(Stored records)

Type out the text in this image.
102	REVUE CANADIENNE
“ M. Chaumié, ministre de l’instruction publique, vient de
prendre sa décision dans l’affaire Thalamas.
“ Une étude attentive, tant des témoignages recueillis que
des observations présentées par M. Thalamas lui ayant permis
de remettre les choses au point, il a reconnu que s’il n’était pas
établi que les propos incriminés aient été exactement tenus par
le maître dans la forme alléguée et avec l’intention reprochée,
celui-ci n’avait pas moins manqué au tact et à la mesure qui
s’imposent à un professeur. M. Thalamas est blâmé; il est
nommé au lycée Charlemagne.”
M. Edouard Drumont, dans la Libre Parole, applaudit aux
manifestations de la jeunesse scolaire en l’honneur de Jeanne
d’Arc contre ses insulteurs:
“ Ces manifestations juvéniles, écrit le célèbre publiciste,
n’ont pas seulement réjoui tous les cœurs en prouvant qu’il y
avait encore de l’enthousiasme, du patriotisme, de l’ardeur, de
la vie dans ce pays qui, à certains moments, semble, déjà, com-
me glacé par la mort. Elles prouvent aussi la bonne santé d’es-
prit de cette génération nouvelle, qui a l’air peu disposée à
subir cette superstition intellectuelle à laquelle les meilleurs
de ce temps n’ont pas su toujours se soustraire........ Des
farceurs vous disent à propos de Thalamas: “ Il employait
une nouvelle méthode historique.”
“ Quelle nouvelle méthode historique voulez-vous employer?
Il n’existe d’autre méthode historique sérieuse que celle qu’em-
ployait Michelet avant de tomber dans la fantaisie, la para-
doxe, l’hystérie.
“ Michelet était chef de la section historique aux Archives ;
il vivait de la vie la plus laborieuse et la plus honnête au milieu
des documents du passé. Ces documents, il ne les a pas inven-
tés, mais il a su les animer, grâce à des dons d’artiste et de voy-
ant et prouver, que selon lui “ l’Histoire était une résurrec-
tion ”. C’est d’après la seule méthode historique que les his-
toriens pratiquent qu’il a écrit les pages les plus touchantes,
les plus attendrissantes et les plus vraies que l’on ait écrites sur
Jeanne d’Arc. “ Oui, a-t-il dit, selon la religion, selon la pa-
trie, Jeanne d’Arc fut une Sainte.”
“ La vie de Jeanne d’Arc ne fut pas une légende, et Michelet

▶ STATED TASK: Repeat every record, keeping each word and mark exactly as it is.

▶ FULL RESPONSE:
Type out the text in this image.
102	REVUE CANADIENNE
“ M. Chaumié, ministre de l’instruction publique, vient de
prendre sa décision dans l’affaire Thalamas.
“ Une étude attentive, tant des témoignages recueillis que
des observations présentées par M. Thalamas lui ayant permis
de remettre les choses au point, il a reconnu que s’il n’était pas
établi que les propos incriminés aient été exactement tenus par
le maître dans la forme alléguée et avec l’intention reprochée,
celui-ci n’avait pas moins manqué au tact et à la mesure qui
s’imposent à un professeur. M. Thalamas est blâmé; il est
nommé au lycée Charlemagne.”
M. Edouard Drumont, dans la Libre Parole, applaudit aux
manifestations de la jeunesse scolaire en l’honneur de Jeanne
d’Arc contre ses insulteurs:
“ Ces manifestations juvéniles, écrit le célèbre publiciste,
n’ont pas seulement réjoui tous les cœurs en prouvant qu’il y
avait encore de l’enthousiasme, du patriotisme, de l’ardeur, de
la vie dans ce pays qui, à certains moments, semble, déjà, com-
me glacé par la mort. Elles prouvent aussi la bonne santé d’es-
prit de cette génération nouvelle, qui a l’air peu disposée à
subir cette superstition intellectuelle à laquelle les meilleurs
de ce temps n’ont pas su toujours se soustraire........ Des
farceurs vous disent à propos de Thalamas: “ Il employait
une nouvelle méthode historique.”
“ Quelle nouvelle méthode historique voulez-vous employer?
Il n’existe d’autre méthode historique sérieuse que celle qu’em-
ployait Michelet avant de tomber dans la fantaisie, la para-
doxe, l’hystérie.
“ Michelet était chef de la section historique aux Archives ;
il vivait de la vie la plus laborieuse et la plus honnête au milieu
des documents du passé. Ces documents, il ne les a pas inven-
tés, mais il a su les animer, grâce à des dons d’artiste et de voy-
ant et prouver, que selon lui “ l’Histoire était une résurrec-
tion ”. C’est d’après la seule méthode historique que les his-
toriens pratiquent qu’il a écrit les pages les plus touchantes,
les plus attendrissantes et les plus vraies que l’on ait écrites sur
Jeanne d’Arc. “ Oui, a-t-il dit, selon la religion, selon la pa-
trie, Jeanne d’Arc fut une Sainte.”
“ La vie de Jeanne d’Arc ne fut pas une légende, et Michelet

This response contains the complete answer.